- **EXERCISE PROMPT**: Copy each line that contains the string "name".

- **MATERIAL FOR THE TASK**:
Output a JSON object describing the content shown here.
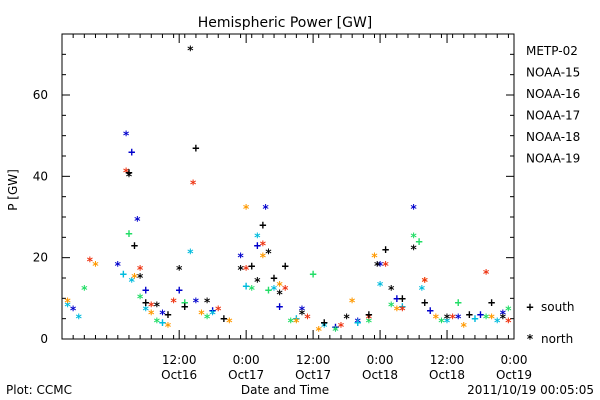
{
  "chart_data": {
    "type": "scatter",
    "title": "Hemispheric Power [GW]",
    "ylabel": "P [GW]",
    "xlabel": "Date and Time",
    "ylim": [
      0,
      75
    ],
    "xlim": [
      "2011-10-15T15:00",
      "2011-10-19T00:00"
    ],
    "yticks": [
      0,
      20,
      40,
      60
    ],
    "xticks": [
      {
        "time": "12:00",
        "date": "Oct16",
        "at": "2011-10-16T12:00"
      },
      {
        "time": "0:00",
        "date": "Oct17",
        "at": "2011-10-17T00:00"
      },
      {
        "time": "12:00",
        "date": "Oct17",
        "at": "2011-10-17T12:00"
      },
      {
        "time": "0:00",
        "date": "Oct18",
        "at": "2011-10-18T00:00"
      },
      {
        "time": "12:00",
        "date": "Oct18",
        "at": "2011-10-18T12:00"
      },
      {
        "time": "0:00",
        "date": "Oct19",
        "at": "2011-10-19T00:00"
      }
    ],
    "marker_legend": [
      {
        "symbol": "+",
        "label": "south"
      },
      {
        "symbol": "*",
        "label": "north"
      }
    ],
    "series": [
      {
        "name": "METP-02",
        "color": "#000000",
        "points": [
          [
            "2011-10-16T03:00",
            41,
            "+"
          ],
          [
            "2011-10-16T03:00",
            40,
            "*"
          ],
          [
            "2011-10-16T04:00",
            23,
            "+"
          ],
          [
            "2011-10-16T05:00",
            15,
            "*"
          ],
          [
            "2011-10-16T06:00",
            9,
            "+"
          ],
          [
            "2011-10-16T08:00",
            8,
            "*"
          ],
          [
            "2011-10-16T10:00",
            6,
            "+"
          ],
          [
            "2011-10-16T12:00",
            17,
            "*"
          ],
          [
            "2011-10-16T13:00",
            8,
            "+"
          ],
          [
            "2011-10-16T14:00",
            71,
            "*"
          ],
          [
            "2011-10-16T15:00",
            47,
            "+"
          ],
          [
            "2011-10-16T17:00",
            9,
            "*"
          ],
          [
            "2011-10-16T20:00",
            5,
            "+"
          ],
          [
            "2011-10-16T23:00",
            17,
            "*"
          ],
          [
            "2011-10-17T01:00",
            18,
            "+"
          ],
          [
            "2011-10-17T02:00",
            14,
            "*"
          ],
          [
            "2011-10-17T03:00",
            28,
            "+"
          ],
          [
            "2011-10-17T04:00",
            21,
            "*"
          ],
          [
            "2011-10-17T05:00",
            15,
            "+"
          ],
          [
            "2011-10-17T06:00",
            11,
            "*"
          ],
          [
            "2011-10-17T07:00",
            18,
            "+"
          ],
          [
            "2011-10-17T10:00",
            6,
            "*"
          ],
          [
            "2011-10-17T14:00",
            4,
            "+"
          ],
          [
            "2011-10-17T18:00",
            5,
            "*"
          ],
          [
            "2011-10-17T22:00",
            6,
            "+"
          ],
          [
            "2011-10-17T23:30",
            18,
            "*"
          ],
          [
            "2011-10-18T01:00",
            22,
            "+"
          ],
          [
            "2011-10-18T02:00",
            12,
            "*"
          ],
          [
            "2011-10-18T04:00",
            10,
            "+"
          ],
          [
            "2011-10-18T06:00",
            22,
            "*"
          ],
          [
            "2011-10-18T08:00",
            9,
            "+"
          ],
          [
            "2011-10-18T12:00",
            5,
            "*"
          ],
          [
            "2011-10-18T16:00",
            6,
            "+"
          ],
          [
            "2011-10-18T20:00",
            9,
            "+"
          ],
          [
            "2011-10-18T22:00",
            5,
            "*"
          ]
        ]
      },
      {
        "name": "NOAA-15",
        "color": "#0000cc",
        "points": [
          [
            "2011-10-15T17:00",
            7,
            "*"
          ],
          [
            "2011-10-16T01:00",
            18,
            "*"
          ],
          [
            "2011-10-16T02:30",
            50,
            "*"
          ],
          [
            "2011-10-16T03:30",
            46,
            "+"
          ],
          [
            "2011-10-16T04:30",
            29,
            "*"
          ],
          [
            "2011-10-16T06:00",
            12,
            "+"
          ],
          [
            "2011-10-16T09:00",
            6,
            "*"
          ],
          [
            "2011-10-16T12:00",
            12,
            "+"
          ],
          [
            "2011-10-16T15:00",
            9,
            "*"
          ],
          [
            "2011-10-16T18:00",
            7,
            "+"
          ],
          [
            "2011-10-16T23:00",
            20,
            "*"
          ],
          [
            "2011-10-17T02:00",
            23,
            "+"
          ],
          [
            "2011-10-17T03:30",
            32,
            "*"
          ],
          [
            "2011-10-17T06:00",
            8,
            "+"
          ],
          [
            "2011-10-17T10:00",
            7,
            "*"
          ],
          [
            "2011-10-17T16:00",
            3,
            "+"
          ],
          [
            "2011-10-17T20:00",
            4,
            "*"
          ],
          [
            "2011-10-18T00:00",
            18,
            "*"
          ],
          [
            "2011-10-18T03:00",
            10,
            "+"
          ],
          [
            "2011-10-18T06:00",
            32,
            "*"
          ],
          [
            "2011-10-18T09:00",
            7,
            "+"
          ],
          [
            "2011-10-18T14:00",
            5,
            "*"
          ],
          [
            "2011-10-18T18:00",
            6,
            "+"
          ],
          [
            "2011-10-18T22:00",
            6,
            "*"
          ]
        ]
      },
      {
        "name": "NOAA-16",
        "color": "#00bbdd",
        "points": [
          [
            "2011-10-15T16:00",
            8,
            "*"
          ],
          [
            "2011-10-15T18:00",
            5,
            "*"
          ],
          [
            "2011-10-16T02:00",
            16,
            "+"
          ],
          [
            "2011-10-16T03:30",
            14,
            "*"
          ],
          [
            "2011-10-16T06:00",
            7,
            "*"
          ],
          [
            "2011-10-16T09:00",
            4,
            "+"
          ],
          [
            "2011-10-16T14:00",
            21,
            "*"
          ],
          [
            "2011-10-16T18:00",
            6,
            "*"
          ],
          [
            "2011-10-17T00:00",
            13,
            "+"
          ],
          [
            "2011-10-17T02:00",
            25,
            "*"
          ],
          [
            "2011-10-17T05:00",
            12,
            "*"
          ],
          [
            "2011-10-17T09:00",
            5,
            "+"
          ],
          [
            "2011-10-17T14:00",
            3,
            "*"
          ],
          [
            "2011-10-17T20:00",
            4,
            "+"
          ],
          [
            "2011-10-18T00:00",
            13,
            "*"
          ],
          [
            "2011-10-18T04:00",
            8,
            "+"
          ],
          [
            "2011-10-18T07:30",
            12,
            "*"
          ],
          [
            "2011-10-18T12:00",
            4,
            "*"
          ],
          [
            "2011-10-18T17:00",
            5,
            "+"
          ],
          [
            "2011-10-18T21:00",
            4,
            "*"
          ]
        ]
      },
      {
        "name": "NOAA-17",
        "color": "#22dd66",
        "points": [
          [
            "2011-10-15T19:00",
            12,
            "*"
          ],
          [
            "2011-10-16T03:00",
            26,
            "+"
          ],
          [
            "2011-10-16T05:00",
            10,
            "*"
          ],
          [
            "2011-10-16T08:00",
            4,
            "*"
          ],
          [
            "2011-10-16T13:00",
            9,
            "+"
          ],
          [
            "2011-10-16T17:00",
            5,
            "*"
          ],
          [
            "2011-10-17T01:00",
            12,
            "*"
          ],
          [
            "2011-10-17T04:00",
            12,
            "+"
          ],
          [
            "2011-10-17T08:00",
            4,
            "*"
          ],
          [
            "2011-10-17T12:00",
            16,
            "+"
          ],
          [
            "2011-10-17T16:00",
            2,
            "*"
          ],
          [
            "2011-10-17T22:00",
            4,
            "*"
          ],
          [
            "2011-10-18T02:00",
            8,
            "*"
          ],
          [
            "2011-10-18T06:00",
            25,
            "*"
          ],
          [
            "2011-10-18T07:00",
            24,
            "+"
          ],
          [
            "2011-10-18T11:00",
            4,
            "*"
          ],
          [
            "2011-10-18T14:00",
            9,
            "+"
          ],
          [
            "2011-10-18T19:00",
            5,
            "*"
          ],
          [
            "2011-10-18T23:00",
            7,
            "*"
          ]
        ]
      },
      {
        "name": "NOAA-18",
        "color": "#ff9900",
        "points": [
          [
            "2011-10-15T16:00",
            9,
            "*"
          ],
          [
            "2011-10-15T21:00",
            18,
            "*"
          ],
          [
            "2011-10-16T04:00",
            15,
            "*"
          ],
          [
            "2011-10-16T07:00",
            6,
            "*"
          ],
          [
            "2011-10-16T10:00",
            3,
            "*"
          ],
          [
            "2011-10-16T16:00",
            6,
            "*"
          ],
          [
            "2011-10-16T21:00",
            4,
            "*"
          ],
          [
            "2011-10-17T00:00",
            32,
            "*"
          ],
          [
            "2011-10-17T03:00",
            20,
            "*"
          ],
          [
            "2011-10-17T06:00",
            13,
            "*"
          ],
          [
            "2011-10-17T09:00",
            4,
            "*"
          ],
          [
            "2011-10-17T13:00",
            2,
            "*"
          ],
          [
            "2011-10-17T19:00",
            9,
            "*"
          ],
          [
            "2011-10-17T23:00",
            20,
            "*"
          ],
          [
            "2011-10-18T03:00",
            7,
            "*"
          ],
          [
            "2011-10-18T08:00",
            14,
            "*"
          ],
          [
            "2011-10-18T10:00",
            5,
            "*"
          ],
          [
            "2011-10-18T15:00",
            3,
            "*"
          ],
          [
            "2011-10-18T20:00",
            5,
            "*"
          ]
        ]
      },
      {
        "name": "NOAA-19",
        "color": "#ee3311",
        "points": [
          [
            "2011-10-15T20:00",
            19,
            "*"
          ],
          [
            "2011-10-16T02:30",
            41,
            "*"
          ],
          [
            "2011-10-16T05:00",
            17,
            "*"
          ],
          [
            "2011-10-16T07:00",
            8,
            "*"
          ],
          [
            "2011-10-16T11:00",
            9,
            "*"
          ],
          [
            "2011-10-16T14:30",
            38,
            "*"
          ],
          [
            "2011-10-16T19:00",
            7,
            "*"
          ],
          [
            "2011-10-17T00:00",
            17,
            "*"
          ],
          [
            "2011-10-17T03:00",
            23,
            "*"
          ],
          [
            "2011-10-17T07:00",
            12,
            "*"
          ],
          [
            "2011-10-17T11:00",
            5,
            "*"
          ],
          [
            "2011-10-17T17:00",
            3,
            "*"
          ],
          [
            "2011-10-17T22:00",
            5,
            "*"
          ],
          [
            "2011-10-18T01:00",
            18,
            "*"
          ],
          [
            "2011-10-18T04:00",
            7,
            "*"
          ],
          [
            "2011-10-18T08:00",
            14,
            "*"
          ],
          [
            "2011-10-18T13:00",
            5,
            "*"
          ],
          [
            "2011-10-18T19:00",
            16,
            "*"
          ],
          [
            "2011-10-18T23:00",
            4,
            "*"
          ]
        ]
      }
    ]
  },
  "footer": {
    "plot_label": "Plot: CCMC",
    "timestamp": "2011/10/19 00:05:05"
  }
}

- **THE RESULT**:
        "name": "METP-02",
        "name": "NOAA-15",
        "name": "NOAA-16",
        "name": "NOAA-17",
        "name": "NOAA-18",
        "name": "NOAA-19",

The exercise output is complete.